▸ AIM: Pull out every line from the listing that has the word "Carbono".

▸ RECORDS FOR PROCESSING:
--- START ---
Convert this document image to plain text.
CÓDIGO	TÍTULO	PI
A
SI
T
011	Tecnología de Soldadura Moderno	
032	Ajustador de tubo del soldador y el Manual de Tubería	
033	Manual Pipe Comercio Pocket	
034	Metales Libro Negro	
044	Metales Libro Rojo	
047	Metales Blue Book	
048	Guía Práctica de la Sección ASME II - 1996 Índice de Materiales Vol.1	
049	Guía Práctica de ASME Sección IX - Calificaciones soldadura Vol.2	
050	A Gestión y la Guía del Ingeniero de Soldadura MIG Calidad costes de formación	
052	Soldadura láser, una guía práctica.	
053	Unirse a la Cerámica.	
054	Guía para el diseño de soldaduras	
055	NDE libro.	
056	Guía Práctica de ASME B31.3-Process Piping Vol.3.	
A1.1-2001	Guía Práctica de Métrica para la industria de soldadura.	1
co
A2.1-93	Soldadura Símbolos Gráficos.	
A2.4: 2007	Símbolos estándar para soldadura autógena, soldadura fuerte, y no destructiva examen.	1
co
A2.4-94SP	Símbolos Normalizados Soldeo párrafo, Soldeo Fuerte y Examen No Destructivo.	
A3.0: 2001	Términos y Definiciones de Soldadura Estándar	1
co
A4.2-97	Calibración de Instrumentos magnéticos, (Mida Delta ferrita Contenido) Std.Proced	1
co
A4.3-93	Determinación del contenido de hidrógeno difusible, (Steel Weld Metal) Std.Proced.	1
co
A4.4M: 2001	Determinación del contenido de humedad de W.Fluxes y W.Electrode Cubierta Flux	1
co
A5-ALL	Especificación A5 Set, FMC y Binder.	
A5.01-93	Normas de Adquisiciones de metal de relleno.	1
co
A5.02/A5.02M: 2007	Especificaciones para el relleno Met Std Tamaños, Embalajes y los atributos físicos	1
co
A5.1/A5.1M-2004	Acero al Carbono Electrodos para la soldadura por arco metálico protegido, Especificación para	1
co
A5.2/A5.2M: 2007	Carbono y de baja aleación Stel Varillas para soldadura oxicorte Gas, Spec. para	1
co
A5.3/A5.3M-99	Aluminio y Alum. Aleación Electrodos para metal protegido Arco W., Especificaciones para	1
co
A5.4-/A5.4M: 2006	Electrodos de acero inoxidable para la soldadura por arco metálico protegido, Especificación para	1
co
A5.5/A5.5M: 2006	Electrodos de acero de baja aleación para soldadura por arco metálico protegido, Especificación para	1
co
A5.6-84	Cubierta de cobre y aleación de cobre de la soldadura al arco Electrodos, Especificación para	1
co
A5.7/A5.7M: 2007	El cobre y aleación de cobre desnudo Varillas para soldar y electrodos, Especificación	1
--- END ---
--- START ---
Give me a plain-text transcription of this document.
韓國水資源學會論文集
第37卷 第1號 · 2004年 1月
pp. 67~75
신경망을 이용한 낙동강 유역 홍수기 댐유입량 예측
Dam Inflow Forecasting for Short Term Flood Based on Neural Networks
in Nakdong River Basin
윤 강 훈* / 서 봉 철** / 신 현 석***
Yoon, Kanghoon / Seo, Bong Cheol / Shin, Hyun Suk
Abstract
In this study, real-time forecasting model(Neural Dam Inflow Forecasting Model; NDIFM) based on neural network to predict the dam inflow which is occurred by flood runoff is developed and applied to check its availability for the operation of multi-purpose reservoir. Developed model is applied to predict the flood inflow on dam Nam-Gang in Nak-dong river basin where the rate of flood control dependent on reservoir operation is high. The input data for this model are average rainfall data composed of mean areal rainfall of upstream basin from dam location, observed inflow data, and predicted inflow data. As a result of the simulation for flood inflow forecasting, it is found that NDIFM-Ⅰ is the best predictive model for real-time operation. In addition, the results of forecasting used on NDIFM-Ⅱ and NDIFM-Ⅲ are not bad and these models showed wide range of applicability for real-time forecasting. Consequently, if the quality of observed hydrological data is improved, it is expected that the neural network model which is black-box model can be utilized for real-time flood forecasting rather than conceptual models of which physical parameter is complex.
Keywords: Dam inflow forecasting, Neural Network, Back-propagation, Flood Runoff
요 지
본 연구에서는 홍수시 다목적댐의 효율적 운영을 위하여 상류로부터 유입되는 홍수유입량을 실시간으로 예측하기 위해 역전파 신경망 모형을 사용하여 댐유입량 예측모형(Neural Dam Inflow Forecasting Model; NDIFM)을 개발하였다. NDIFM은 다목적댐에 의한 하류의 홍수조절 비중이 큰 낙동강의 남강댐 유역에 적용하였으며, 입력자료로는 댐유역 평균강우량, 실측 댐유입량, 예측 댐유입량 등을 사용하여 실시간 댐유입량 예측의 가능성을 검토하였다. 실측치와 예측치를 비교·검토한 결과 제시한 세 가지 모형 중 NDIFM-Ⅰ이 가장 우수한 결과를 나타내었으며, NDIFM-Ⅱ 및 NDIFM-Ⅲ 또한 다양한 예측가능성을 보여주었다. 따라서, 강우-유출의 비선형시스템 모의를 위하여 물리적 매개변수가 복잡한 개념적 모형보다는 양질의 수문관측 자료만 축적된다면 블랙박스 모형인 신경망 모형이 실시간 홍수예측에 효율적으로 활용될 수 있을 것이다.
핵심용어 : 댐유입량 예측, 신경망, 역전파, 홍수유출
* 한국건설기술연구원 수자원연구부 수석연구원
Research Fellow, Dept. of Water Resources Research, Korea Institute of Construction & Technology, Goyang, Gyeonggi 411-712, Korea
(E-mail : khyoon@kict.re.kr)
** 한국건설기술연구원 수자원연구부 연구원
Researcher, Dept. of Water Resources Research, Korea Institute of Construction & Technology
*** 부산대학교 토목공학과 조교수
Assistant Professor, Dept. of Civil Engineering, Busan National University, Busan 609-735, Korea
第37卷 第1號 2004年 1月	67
--- END ---
▸ RESULT BELOW:
A5.1/A5.1M-2004	Acero al Carbono Electrodos para la soldadura por arco metálico protegido, Especificación para	1
A5.2/A5.2M: 2007	Carbono y de baja aleación Stel Varillas para soldadura oxicorte Gas, Spec. para	1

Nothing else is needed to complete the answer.